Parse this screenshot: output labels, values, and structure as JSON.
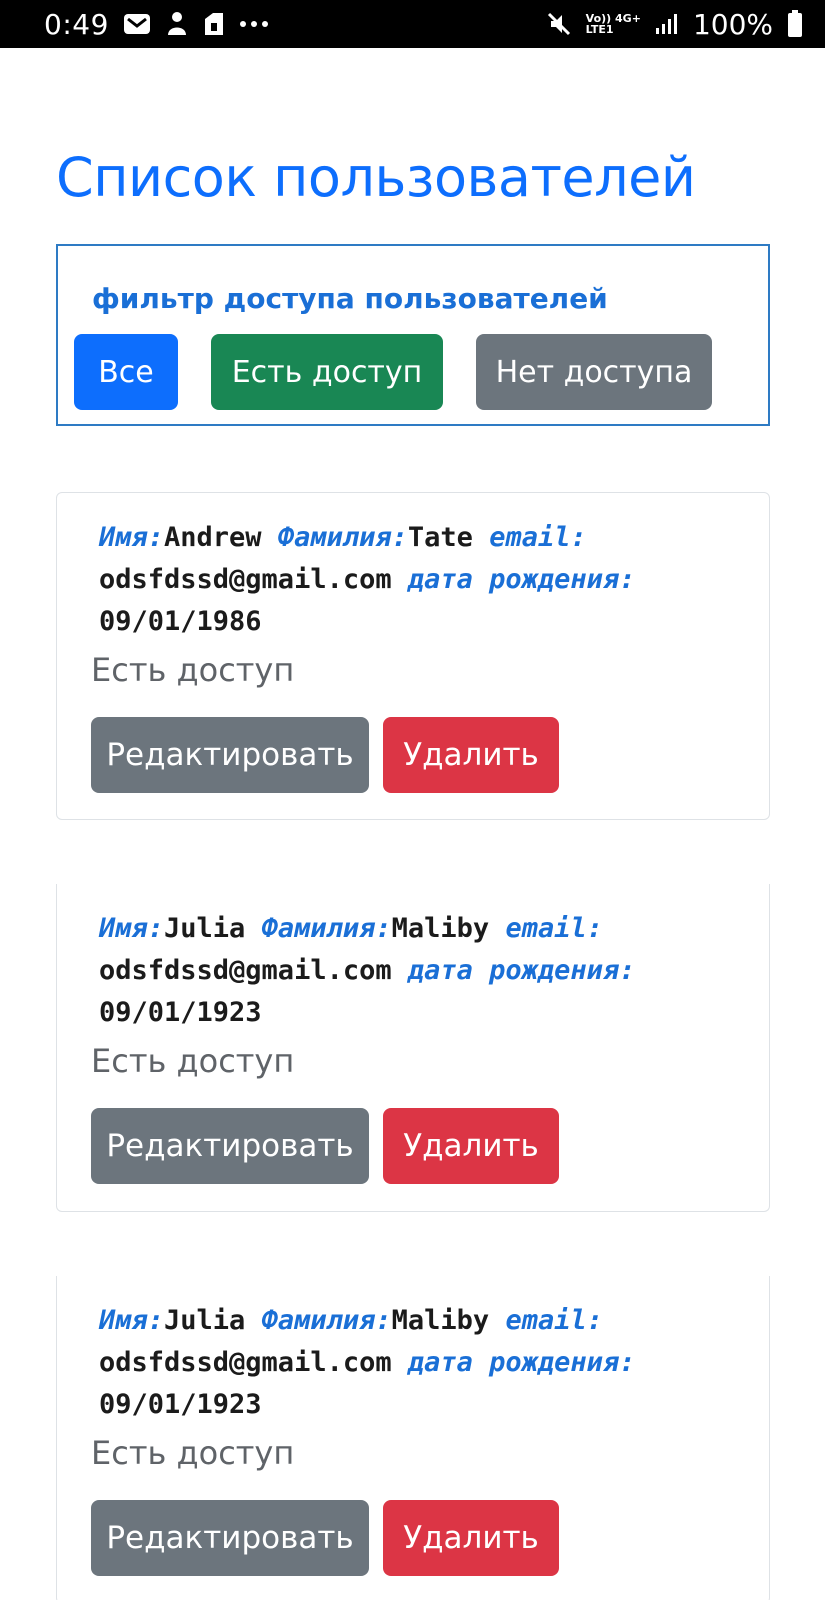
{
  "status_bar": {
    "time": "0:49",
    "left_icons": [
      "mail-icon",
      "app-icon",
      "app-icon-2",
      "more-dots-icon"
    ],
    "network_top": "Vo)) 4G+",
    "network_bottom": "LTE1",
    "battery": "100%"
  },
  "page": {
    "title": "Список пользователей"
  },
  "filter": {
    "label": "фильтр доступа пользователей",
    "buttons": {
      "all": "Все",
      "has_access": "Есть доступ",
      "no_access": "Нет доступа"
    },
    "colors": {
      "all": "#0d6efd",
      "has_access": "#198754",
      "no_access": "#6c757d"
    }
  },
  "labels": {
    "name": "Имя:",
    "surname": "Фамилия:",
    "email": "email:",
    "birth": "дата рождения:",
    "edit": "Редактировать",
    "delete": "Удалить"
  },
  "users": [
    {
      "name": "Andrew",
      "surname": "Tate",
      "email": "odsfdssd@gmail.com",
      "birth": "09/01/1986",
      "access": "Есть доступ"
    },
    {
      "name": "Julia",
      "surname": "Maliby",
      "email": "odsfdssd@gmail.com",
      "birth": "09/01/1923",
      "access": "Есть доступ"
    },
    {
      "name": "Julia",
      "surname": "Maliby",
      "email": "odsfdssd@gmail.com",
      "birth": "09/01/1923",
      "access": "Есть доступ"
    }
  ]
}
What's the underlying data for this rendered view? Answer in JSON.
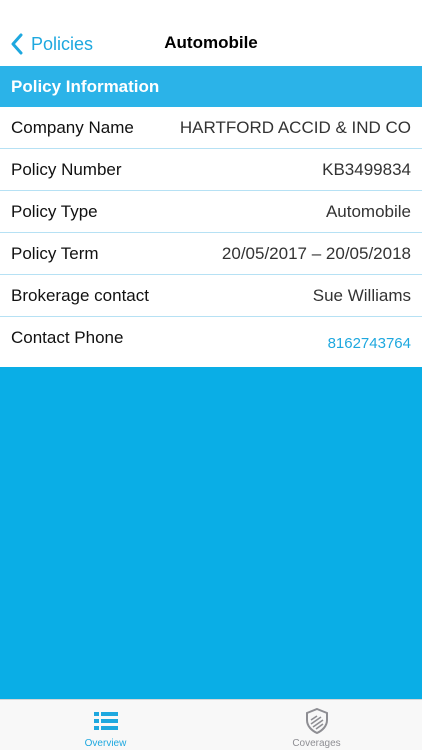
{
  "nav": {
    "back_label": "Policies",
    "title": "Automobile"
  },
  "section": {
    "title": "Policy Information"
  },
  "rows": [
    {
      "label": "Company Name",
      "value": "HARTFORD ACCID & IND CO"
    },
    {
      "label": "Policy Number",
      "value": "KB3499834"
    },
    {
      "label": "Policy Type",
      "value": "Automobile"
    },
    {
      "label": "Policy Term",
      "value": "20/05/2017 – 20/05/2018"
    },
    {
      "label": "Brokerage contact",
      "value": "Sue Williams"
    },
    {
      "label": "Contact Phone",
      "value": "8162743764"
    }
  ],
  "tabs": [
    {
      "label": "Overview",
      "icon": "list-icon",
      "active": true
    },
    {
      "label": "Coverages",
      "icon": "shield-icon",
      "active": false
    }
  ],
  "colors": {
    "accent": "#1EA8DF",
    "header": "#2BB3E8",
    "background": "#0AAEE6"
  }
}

○ ○ ○ ○

◆ AIM:
Lines containing the word "labels" are to be counted in the listing; state their number alone.

◆ ANSWER FOR THE TASK:
2